● Brief
Please restate the following records word for word.

[Items from a data source]
........
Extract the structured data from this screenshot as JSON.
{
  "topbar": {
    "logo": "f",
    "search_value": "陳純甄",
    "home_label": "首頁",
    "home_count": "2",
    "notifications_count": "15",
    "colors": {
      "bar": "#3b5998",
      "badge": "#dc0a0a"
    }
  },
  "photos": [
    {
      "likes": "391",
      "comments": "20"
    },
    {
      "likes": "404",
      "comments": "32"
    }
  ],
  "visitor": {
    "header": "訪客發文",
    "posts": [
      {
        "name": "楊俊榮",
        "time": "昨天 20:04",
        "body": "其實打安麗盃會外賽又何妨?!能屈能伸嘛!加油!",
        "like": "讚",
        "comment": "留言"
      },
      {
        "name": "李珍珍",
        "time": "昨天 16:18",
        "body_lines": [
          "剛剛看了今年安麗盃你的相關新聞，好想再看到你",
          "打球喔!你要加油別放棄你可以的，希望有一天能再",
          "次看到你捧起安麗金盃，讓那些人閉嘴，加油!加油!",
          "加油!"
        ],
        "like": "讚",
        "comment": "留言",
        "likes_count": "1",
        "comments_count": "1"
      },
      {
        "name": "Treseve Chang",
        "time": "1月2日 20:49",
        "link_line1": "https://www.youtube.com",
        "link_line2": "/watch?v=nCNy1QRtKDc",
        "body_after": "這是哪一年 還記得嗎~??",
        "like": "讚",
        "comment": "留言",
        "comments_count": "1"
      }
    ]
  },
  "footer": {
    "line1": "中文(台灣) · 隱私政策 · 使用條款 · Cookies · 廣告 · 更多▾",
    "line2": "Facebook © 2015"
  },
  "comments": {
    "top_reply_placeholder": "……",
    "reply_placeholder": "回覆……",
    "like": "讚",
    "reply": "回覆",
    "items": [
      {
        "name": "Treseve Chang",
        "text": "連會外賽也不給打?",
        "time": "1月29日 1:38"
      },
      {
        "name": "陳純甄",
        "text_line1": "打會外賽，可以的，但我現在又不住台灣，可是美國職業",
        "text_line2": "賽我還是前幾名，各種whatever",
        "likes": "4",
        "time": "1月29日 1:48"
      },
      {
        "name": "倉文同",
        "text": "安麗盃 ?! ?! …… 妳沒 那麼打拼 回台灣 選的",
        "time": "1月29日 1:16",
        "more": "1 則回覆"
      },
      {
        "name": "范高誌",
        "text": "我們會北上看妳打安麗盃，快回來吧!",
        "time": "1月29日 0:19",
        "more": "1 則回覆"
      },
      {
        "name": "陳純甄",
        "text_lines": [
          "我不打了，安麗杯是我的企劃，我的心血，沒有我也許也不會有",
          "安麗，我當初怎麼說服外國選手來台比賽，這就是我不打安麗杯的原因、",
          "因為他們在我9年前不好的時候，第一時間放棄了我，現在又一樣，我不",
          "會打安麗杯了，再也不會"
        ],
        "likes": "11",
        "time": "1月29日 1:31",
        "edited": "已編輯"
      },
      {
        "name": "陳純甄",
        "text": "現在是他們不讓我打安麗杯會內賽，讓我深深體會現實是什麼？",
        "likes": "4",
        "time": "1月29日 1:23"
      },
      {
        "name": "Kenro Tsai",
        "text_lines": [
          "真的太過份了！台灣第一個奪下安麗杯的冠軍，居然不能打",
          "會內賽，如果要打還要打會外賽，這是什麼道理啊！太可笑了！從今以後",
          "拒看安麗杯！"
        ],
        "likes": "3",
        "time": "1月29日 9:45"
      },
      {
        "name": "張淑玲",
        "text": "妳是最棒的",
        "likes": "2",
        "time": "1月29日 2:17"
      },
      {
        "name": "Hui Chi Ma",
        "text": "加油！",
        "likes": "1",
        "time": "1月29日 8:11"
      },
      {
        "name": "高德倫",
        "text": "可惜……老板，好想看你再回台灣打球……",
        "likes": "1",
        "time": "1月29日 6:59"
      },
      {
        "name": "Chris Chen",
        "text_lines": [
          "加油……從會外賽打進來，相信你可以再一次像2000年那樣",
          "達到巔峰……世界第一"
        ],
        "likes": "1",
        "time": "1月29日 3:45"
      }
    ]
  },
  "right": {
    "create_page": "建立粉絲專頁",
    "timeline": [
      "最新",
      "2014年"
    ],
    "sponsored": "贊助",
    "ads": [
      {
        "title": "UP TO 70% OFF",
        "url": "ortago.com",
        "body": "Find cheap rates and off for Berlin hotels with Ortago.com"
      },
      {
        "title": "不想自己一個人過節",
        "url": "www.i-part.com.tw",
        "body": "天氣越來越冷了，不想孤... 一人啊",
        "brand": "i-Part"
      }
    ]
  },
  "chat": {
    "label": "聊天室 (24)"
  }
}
........
● Task response
Extract the structured data from this screenshot as JSON.
{
  "topbar": {
    "logo": "f",
    "search_value": "陳純甄",
    "home_label": "首頁",
    "home_count": "2",
    "notifications_count": "15",
    "colors": {
      "bar": "#3b5998",
      "badge": "#dc0a0a"
    }
  },
  "photos": [
    {
      "likes": "391",
      "comments": "20"
    },
    {
      "likes": "404",
      "comments": "32"
    }
  ],
  "visitor": {
    "header": "訪客發文",
    "posts": [
      {
        "name": "楊俊榮",
        "time": "昨天 20:04",
        "body": "其實打安麗盃會外賽又何妨?!能屈能伸嘛!加油!",
        "like": "讚",
        "comment": "留言"
      },
      {
        "name": "李珍珍",
        "time": "昨天 16:18",
        "body_lines": [
          "剛剛看了今年安麗盃你的相關新聞，好想再看到你",
          "打球喔!你要加油別放棄你可以的，希望有一天能再",
          "次看到你捧起安麗金盃，讓那些人閉嘴，加油!加油!",
          "加油!"
        ],
        "like": "讚",
        "comment": "留言",
        "likes_count": "1",
        "comments_count": "1"
      },
      {
        "name": "Treseve Chang",
        "time": "1月2日 20:49",
        "link_line1": "https://www.youtube.com",
        "link_line2": "/watch?v=nCNy1QRtKDc",
        "body_after": "這是哪一年 還記得嗎~??",
        "like": "讚",
        "comment": "留言",
        "comments_count": "1"
      }
    ]
  },
  "footer": {
    "line1": "中文(台灣) · 隱私政策 · 使用條款 · Cookies · 廣告 · 更多▾",
    "line2": "Facebook © 2015"
  },
  "comments": {
    "top_reply_placeholder": "……",
    "reply_placeholder": "回覆……",
    "like": "讚",
    "reply": "回覆",
    "items": [
      {
        "name": "Treseve Chang",
        "text": "連會外賽也不給打?",
        "time": "1月29日 1:38"
      },
      {
        "name": "陳純甄",
        "text_line1": "打會外賽，可以的，但我現在又不住台灣，可是美國職業",
        "text_line2": "賽我還是前幾名，各種whatever",
        "likes": "4",
        "time": "1月29日 1:48"
      },
      {
        "name": "倉文同",
        "text": "安麗盃 ?! ?! …… 妳沒 那麼打拼 回台灣 選的",
        "time": "1月29日 1:16",
        "more": "1 則回覆"
      },
      {
        "name": "范高誌",
        "text": "我們會北上看妳打安麗盃，快回來吧!",
        "time": "1月29日 0:19",
        "more": "1 則回覆"
      },
      {
        "name": "陳純甄",
        "text_lines": [
          "我不打了，安麗杯是我的企劃，我的心血，沒有我也許也不會有",
          "安麗，我當初怎麼說服外國選手來台比賽，這就是我不打安麗杯的原因、",
          "因為他們在我9年前不好的時候，第一時間放棄了我，現在又一樣，我不",
          "會打安麗杯了，再也不會"
        ],
        "likes": "11",
        "time": "1月29日 1:31",
        "edited": "已編輯"
      },
      {
        "name": "陳純甄",
        "text": "現在是他們不讓我打安麗杯會內賽，讓我深深體會現實是什麼？",
        "likes": "4",
        "time": "1月29日 1:23"
      },
      {
        "name": "Kenro Tsai",
        "text_lines": [
          "真的太過份了！台灣第一個奪下安麗杯的冠軍，居然不能打",
          "會內賽，如果要打還要打會外賽，這是什麼道理啊！太可笑了！從今以後",
          "拒看安麗杯！"
        ],
        "likes": "3",
        "time": "1月29日 9:45"
      },
      {
        "name": "張淑玲",
        "text": "妳是最棒的",
        "likes": "2",
        "time": "1月29日 2:17"
      },
      {
        "name": "Hui Chi Ma",
        "text": "加油！",
        "likes": "1",
        "time": "1月29日 8:11"
      },
      {
        "name": "高德倫",
        "text": "可惜……老板，好想看你再回台灣打球……",
        "likes": "1",
        "time": "1月29日 6:59"
      },
      {
        "name": "Chris Chen",
        "text_lines": [
          "加油……從會外賽打進來，相信你可以再一次像2000年那樣",
          "達到巔峰……世界第一"
        ],
        "likes": "1",
        "time": "1月29日 3:45"
      }
    ]
  },
  "right": {
    "create_page": "建立粉絲專頁",
    "timeline": [
      "最新",
      "2014年"
    ],
    "sponsored": "贊助",
    "ads": [
      {
        "title": "UP TO 70% OFF",
        "url": "ortago.com",
        "body": "Find cheap rates and off for Berlin hotels with Ortago.com"
      },
      {
        "title": "不想自己一個人過節",
        "url": "www.i-part.com.tw",
        "body": "天氣越來越冷了，不想孤... 一人啊",
        "brand": "i-Part"
      }
    ]
  },
  "chat": {
    "label": "聊天室 (24)"
  }
}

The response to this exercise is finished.